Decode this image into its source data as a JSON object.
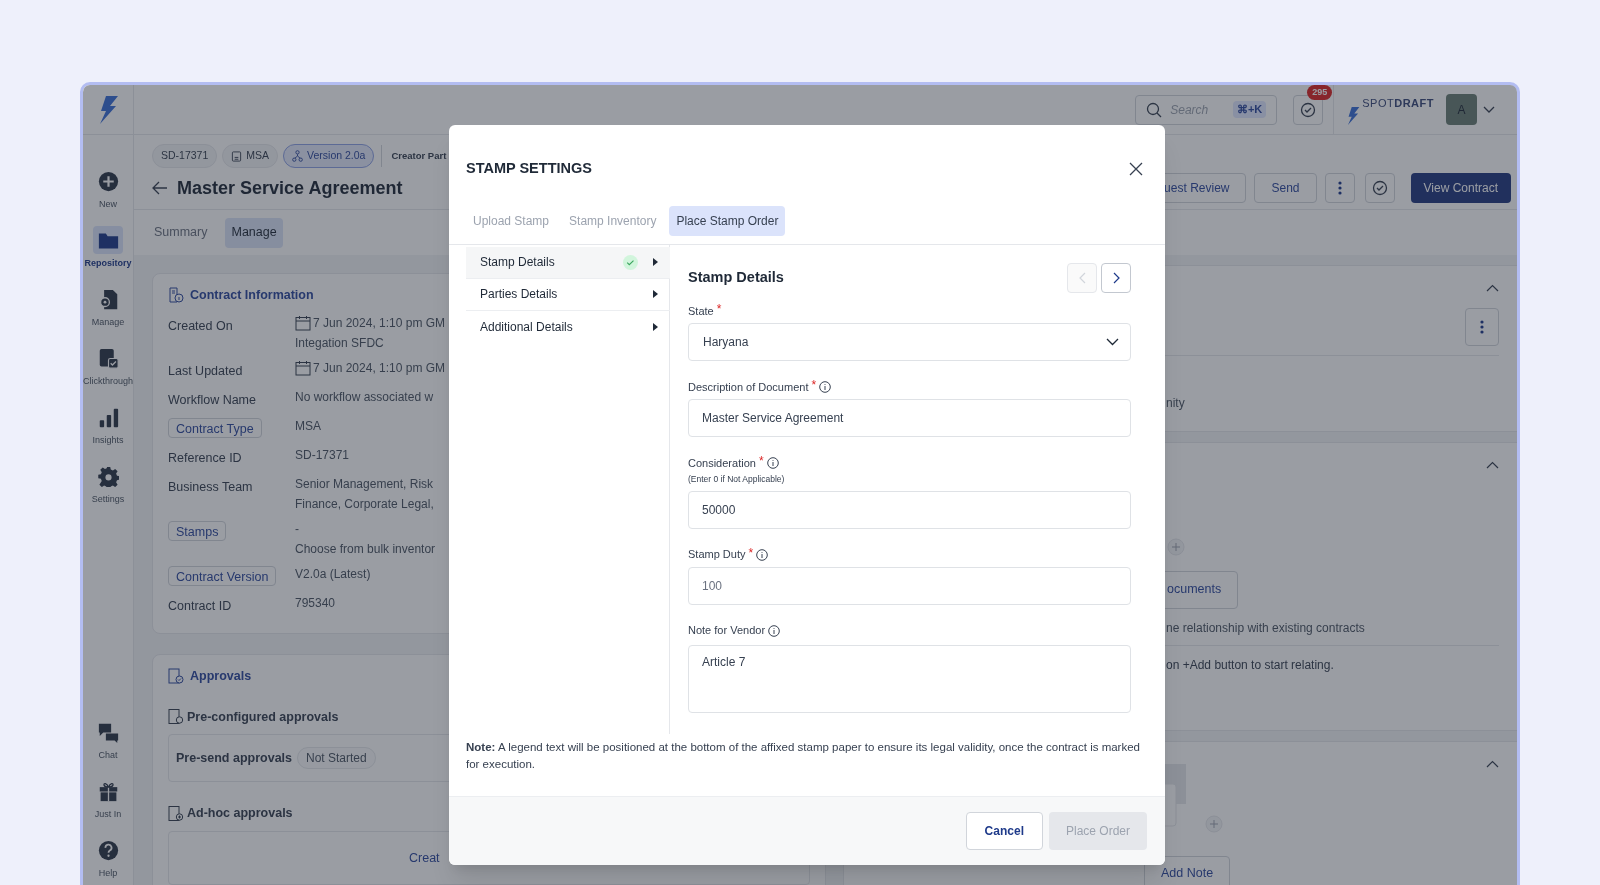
{
  "sidebar": {
    "items": [
      {
        "label": "New",
        "selected": false
      },
      {
        "label": "Repository",
        "selected": true
      },
      {
        "label": "Manage",
        "selected": false
      },
      {
        "label": "Clickthrough",
        "selected": false
      },
      {
        "label": "Insights",
        "selected": false
      },
      {
        "label": "Settings",
        "selected": false
      }
    ],
    "bottom_items": [
      {
        "label": "Chat",
        "selected": false
      },
      {
        "label": "Just In",
        "selected": false
      },
      {
        "label": "Help",
        "selected": false
      }
    ]
  },
  "header": {
    "search": {
      "placeholder": "Search",
      "shortcut": "⌘+K"
    },
    "notifications": {
      "count": "295"
    },
    "brand": "SPOT**DRAFT**",
    "avatar": "A"
  },
  "contract": {
    "pills": [
      {
        "kind": "id",
        "label": "SD-17371",
        "selected": false
      },
      {
        "kind": "document",
        "label": "MSA",
        "selected": false
      },
      {
        "kind": "version",
        "label": "Version 2.0a",
        "selected": true
      }
    ],
    "creator": "Creator Part",
    "title": "Master Service Agreement",
    "actions": [
      {
        "kind": "text",
        "label": "uest Review"
      },
      {
        "kind": "text",
        "label": "Send"
      },
      {
        "kind": "more"
      },
      {
        "kind": "check"
      },
      {
        "kind": "primary",
        "label": "View Contract"
      }
    ],
    "tabs": [
      {
        "label": "Summary",
        "selected": false
      },
      {
        "label": "Manage",
        "selected": true
      }
    ]
  },
  "contract_info": {
    "title": "Contract Information",
    "rows": [
      {
        "label": "Created On",
        "kind": "plain",
        "values": [
          {
            "text": "7 Jun 2024, 1:10 pm GM",
            "date": true
          },
          {
            "text": "Integation SFDC",
            "date": false
          }
        ]
      },
      {
        "label": "Last Updated",
        "kind": "plain",
        "values": [
          {
            "text": "7 Jun 2024, 1:10 pm GM",
            "date": true
          }
        ]
      },
      {
        "label": "Workflow Name",
        "kind": "plain",
        "values": [
          {
            "text": "No workflow associated w",
            "date": false
          }
        ]
      },
      {
        "label": "Contract Type",
        "kind": "tag",
        "values": [
          {
            "text": "MSA",
            "date": false
          }
        ]
      },
      {
        "label": "Reference ID",
        "kind": "plain",
        "values": [
          {
            "text": "SD-17371",
            "date": false
          }
        ]
      },
      {
        "label": "Business Team",
        "kind": "plain",
        "values": [
          {
            "text": "Senior Management, Risk",
            "date": false
          },
          {
            "text": "Finance, Corporate Legal,",
            "date": false
          }
        ]
      },
      {
        "label": "Stamps",
        "kind": "tag",
        "values": [
          {
            "text": "-",
            "date": false
          },
          {
            "text": "Choose from bulk inventor",
            "date": false
          }
        ]
      },
      {
        "label": "Contract Version",
        "kind": "tag",
        "values": [
          {
            "text": "V2.0a (Latest)",
            "date": false
          }
        ]
      },
      {
        "label": "Contract ID",
        "kind": "plain",
        "values": [
          {
            "text": "795340",
            "date": false
          }
        ]
      }
    ]
  },
  "approvals": {
    "title": "Approvals",
    "preconfigured": {
      "title": "Pre-configured approvals",
      "row": {
        "label": "Pre-send approvals",
        "status": "Not Started"
      }
    },
    "adhoc": {
      "title": "Ad-hoc approvals",
      "button": "Creat"
    }
  },
  "right_panel": {
    "sections": [
      {
        "kind": "info",
        "texts": [
          "nity"
        ]
      },
      {
        "kind": "related",
        "button": "ocuments",
        "texts": [
          "ne relationship with existing contracts",
          "on +Add button to start relating."
        ]
      },
      {
        "kind": "notes",
        "button": "Add Note"
      }
    ]
  },
  "modal": {
    "title": "STAMP SETTINGS",
    "tabs": [
      {
        "label": "Upload Stamp",
        "selected": false
      },
      {
        "label": "Stamp Inventory",
        "selected": false
      },
      {
        "label": "Place Stamp Order",
        "selected": true
      }
    ],
    "steps": [
      {
        "label": "Stamp Details",
        "done": true,
        "selected": true
      },
      {
        "label": "Parties Details",
        "done": false,
        "selected": false
      },
      {
        "label": "Additional Details",
        "done": false,
        "selected": false
      }
    ],
    "heading": "Stamp Details",
    "nav_buttons": [
      {
        "disabled": true
      },
      {
        "disabled": false
      }
    ],
    "fields": [
      {
        "kind": "select",
        "label": "State",
        "required_mark": "*",
        "info": false,
        "value": "Haryana",
        "disabled": false
      },
      {
        "kind": "text",
        "label": "Description of Document",
        "required_mark": "*",
        "info": true,
        "value": "Master Service Agreement",
        "disabled": false
      },
      {
        "kind": "text",
        "label": "Consideration",
        "required_mark": "*",
        "info": true,
        "hint": "(Enter 0 if Not Applicable)",
        "value": "50000",
        "disabled": false
      },
      {
        "kind": "text",
        "label": "Stamp Duty",
        "required_mark": "*",
        "info": true,
        "value": "100",
        "disabled": true
      },
      {
        "kind": "textarea",
        "label": "Note for Vendor",
        "info": true,
        "value": "Article 7",
        "disabled": false
      }
    ],
    "note": "**Note:** A legend text will be positioned at the bottom of the affixed stamp paper to ensure its legal validity, once the contract is marked for execution.",
    "buttons": [
      {
        "label": "Cancel",
        "disabled": false
      },
      {
        "label": "Place Order",
        "disabled": true
      }
    ]
  }
}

EXERCISE REQUIREMENTS
Read through the entries and copy every line that includes "title".

FINAL ANSWER
    "title": "Master Service Agreement",
    "title": "Contract Information",
    "title": "Approvals",
      "title": "Pre-configured approvals",
      "title": "Ad-hoc approvals",
    "title": "STAMP SETTINGS",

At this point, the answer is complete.